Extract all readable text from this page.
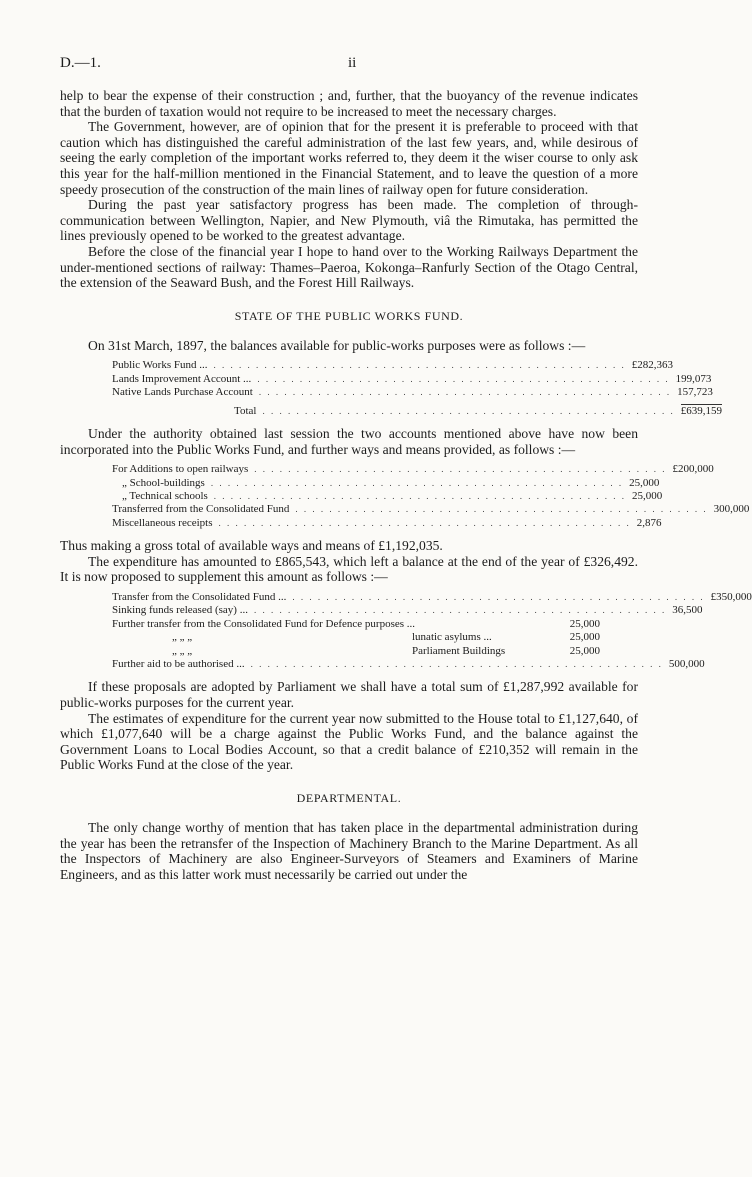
D.—1.	ii

help to bear the expense of their construction ; and, further, that the buoyancy of the revenue indicates that the burden of taxation would not require to be increased to meet the necessary charges.

The Government, however, are of opinion that for the present it is preferable to proceed with that caution which has distinguished the careful administration of the last few years, and, while desirous of seeing the early completion of the important works referred to, they deem it the wiser course to only ask this year for the half-million mentioned in the Financial Statement, and to leave the question of a more speedy prosecution of the construction of the main lines of railway open for future consideration.

During the past year satisfactory progress has been made. The completion of through-communication between Wellington, Napier, and New Plymouth, viâ the Rimutaka, has permitted the lines previously opened to be worked to the greatest advantage.

Before the close of the financial year I hope to hand over to the Working Railways Department the under-mentioned sections of railway: Thames–Paeroa, Kokonga–Ranfurly Section of the Otago Central, the extension of the Seaward Bush, and the Forest Hill Railways.

STATE OF THE PUBLIC WORKS FUND.

On 31st March, 1897, the balances available for public-works purposes were as follows :—

Public Works Fund ... . . . . . . . . . . . . . . . . . . . . . . . . . . . . . . . . . . . . . . . . . . . . . . . . . £282,363
Lands Improvement Account ... . . . . . . . . . . . . . . . . . . . . . . . . . . . . . . . . . . . . . . . . . . . . . . . . . 199,073
Native Lands Purchase Account . . . . . . . . . . . . . . . . . . . . . . . . . . . . . . . . . . . . . . . . . . . . . . . . . 157,723
Total . . . . . . . . . . . . . . . . . . . . . . . . . . . . . . . . . . . . . . . . . . . . . . . . . £639,159

Under the authority obtained last session the two accounts mentioned above have now been incorporated into the Public Works Fund, and further ways and means provided, as follows :—

For Additions to open railways . . . . . . . . . . . . . . . . . . . . . . . . . . . . . . . . . . . . . . . . . . . . . . . . . £200,000
„ School-buildings . . . . . . . . . . . . . . . . . . . . . . . . . . . . . . . . . . . . . . . . . . . . . . . . . 25,000
„ Technical schools . . . . . . . . . . . . . . . . . . . . . . . . . . . . . . . . . . . . . . . . . . . . . . . . . 25,000
Transferred from the Consolidated Fund . . . . . . . . . . . . . . . . . . . . . . . . . . . . . . . . . . . . . . . . . . . . . . . . . 300,000
Miscellaneous receipts . . . . . . . . . . . . . . . . . . . . . . . . . . . . . . . . . . . . . . . . . . . . . . . . . 2,876

Thus making a gross total of available ways and means of £1,192,035.

The expenditure has amounted to £865,543, which left a balance at the end of the year of £326,492. It is now proposed to supplement this amount as follows :—

Transfer from the Consolidated Fund ... . . . . . . . . . . . . . . . . . . . . . . . . . . . . . . . . . . . . . . . . . . . . . . . . . £350,000
Sinking funds released (say) ... . . . . . . . . . . . . . . . . . . . . . . . . . . . . . . . . . . . . . . . . . . . . . . . . . 36,500
Further transfer from the Consolidated Fund for Defence purposes ...	25,000
„ „ „	lunatic asylums ...	25,000
„ „ „	Parliament Buildings	25,000
Further aid to be authorised ... . . . . . . . . . . . . . . . . . . . . . . . . . . . . . . . . . . . . . . . . . . . . . . . . . 500,000

If these proposals are adopted by Parliament we shall have a total sum of £1,287,992 available for public-works purposes for the current year.

The estimates of expenditure for the current year now submitted to the House total to £1,127,640, of which £1,077,640 will be a charge against the Public Works Fund, and the balance against the Government Loans to Local Bodies Account, so that a credit balance of £210,352 will remain in the Public Works Fund at the close of the year.

DEPARTMENTAL.

The only change worthy of mention that has taken place in the departmental administration during the year has been the retransfer of the Inspection of Machinery Branch to the Marine Department. As all the Inspectors of Machinery are also Engineer-Surveyors of Steamers and Examiners of Marine Engineers, and as this latter work must necessarily be carried out under the
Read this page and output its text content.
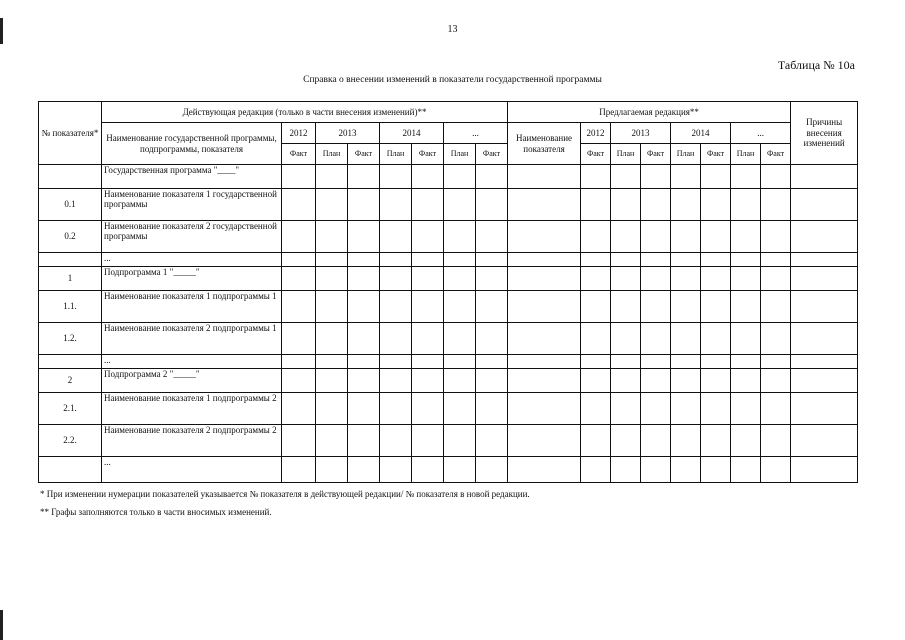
13
Таблица № 10а
Справка о внесении изменений в показатели государственной программы
№ показателя*	Действующая редакция (только в части внесения изменений)**								Предлагаемая редакция**								Причины внесения изменений
	Наименование государственной программы, подпрограммы, показателя	2012	2013		2014		...		Наименование показателя	2012	2013		2014		...		
		Факт	План	Факт	План	Факт	План	Факт		Факт	План	Факт	План	Факт	План	Факт	
	Государственная программа "____"																
0.1	Наименование показателя 1 государственной программы																
0.2	Наименование показателя 2 государственной программы																
	...																
1	Подпрограмма 1 "_____"																
1.1.	Наименование показателя 1 подпрограммы 1																
1.2.	Наименование показателя 2 подпрограммы 1																
	...																
2	Подпрограмма 2 "_____"																
2.1.	Наименование показателя 1 подпрограммы 2																
2.2.	Наименование показателя 2 подпрограммы 2																
	...																
* При изменении нумерации показателей указывается № показателя в действующей редакции/ № показателя в новой редакции.
** Графы заполняются только в части вносимых изменений.
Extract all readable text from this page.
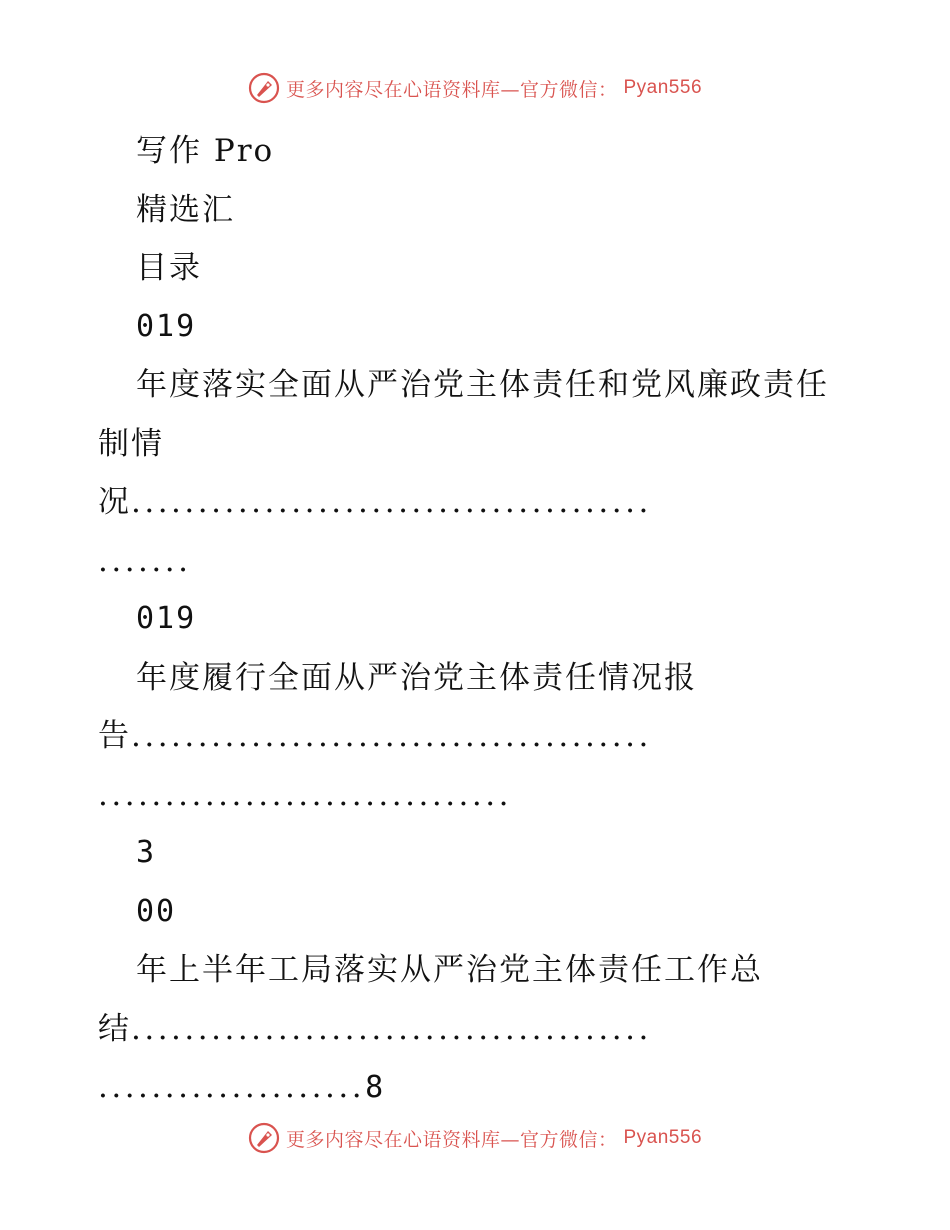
更多内容尽在心语资料库—官方微信： Pyan556
写作 Pro
精选汇
目录
019
年度落实全面从严治党主体责任和党风廉政责任
制情
况.......................................
.......
019
年度履行全面从严治党主体责任情况报
告.......................................
...............................
3
00
年上半年工局落实从严治党主体责任工作总
结.......................................
....................8
更多内容尽在心语资料库—官方微信： Pyan556
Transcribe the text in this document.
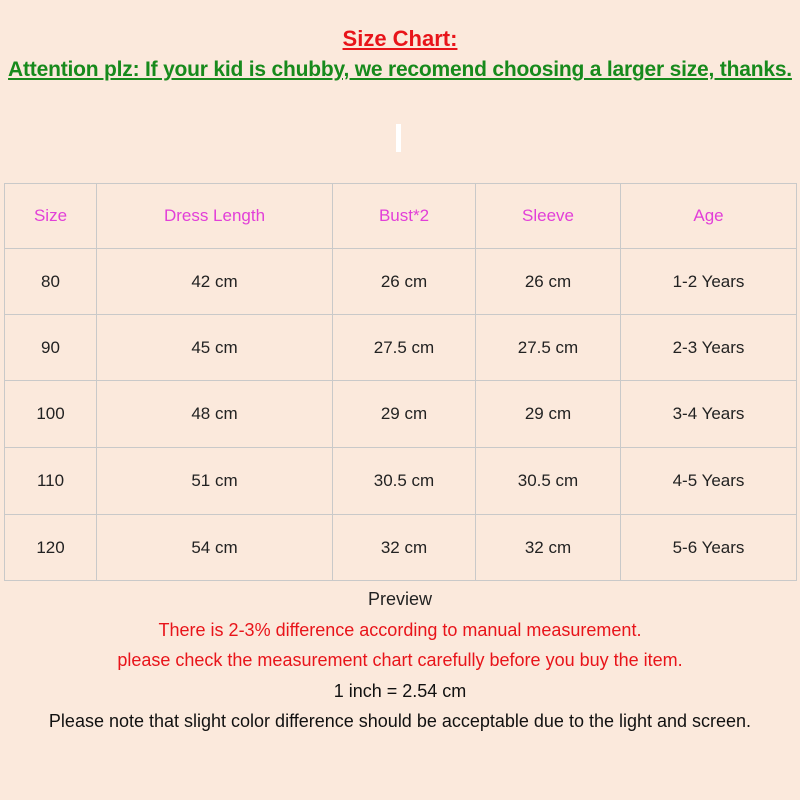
Size Chart:
Attention plz: If your kid is chubby, we recomend choosing a larger size, thanks.
Size	Dress Length	Bust*2	Sleeve	Age
80	42 cm	26 cm	26 cm	1-2 Years
90	45 cm	27.5 cm	27.5 cm	2-3 Years
100	48 cm	29 cm	29 cm	3-4 Years
110	51 cm	30.5 cm	30.5 cm	4-5 Years
120	54 cm	32 cm	32 cm	5-6 Years
Preview
There is 2-3% difference according to manual measurement.
please check the measurement chart carefully before you buy the item.
1 inch = 2.54 cm
Please note that slight color difference should be acceptable due to the light and screen.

++++++++++

WHAT YOU ARE ASKED TO DO:
Your output should consist solely of the lines from the line containing "Transcribe the text in this document." through the end of the data above, copied exactly, with images removed.

IN RESPONSE:
Transcribe the text in this document.
Size Chart:
Attention plz: If your kid is chubby, we recomend choosing a larger size, thanks.
Size	Dress Length	Bust*2	Sleeve	Age
80	42 cm	26 cm	26 cm	1-2 Years
90	45 cm	27.5 cm	27.5 cm	2-3 Years
100	48 cm	29 cm	29 cm	3-4 Years
110	51 cm	30.5 cm	30.5 cm	4-5 Years
120	54 cm	32 cm	32 cm	5-6 Years
Preview
There is 2-3% difference according to manual measurement.
please check the measurement chart carefully before you buy the item.
1 inch = 2.54 cm
Please note that slight color difference should be acceptable due to the light and screen.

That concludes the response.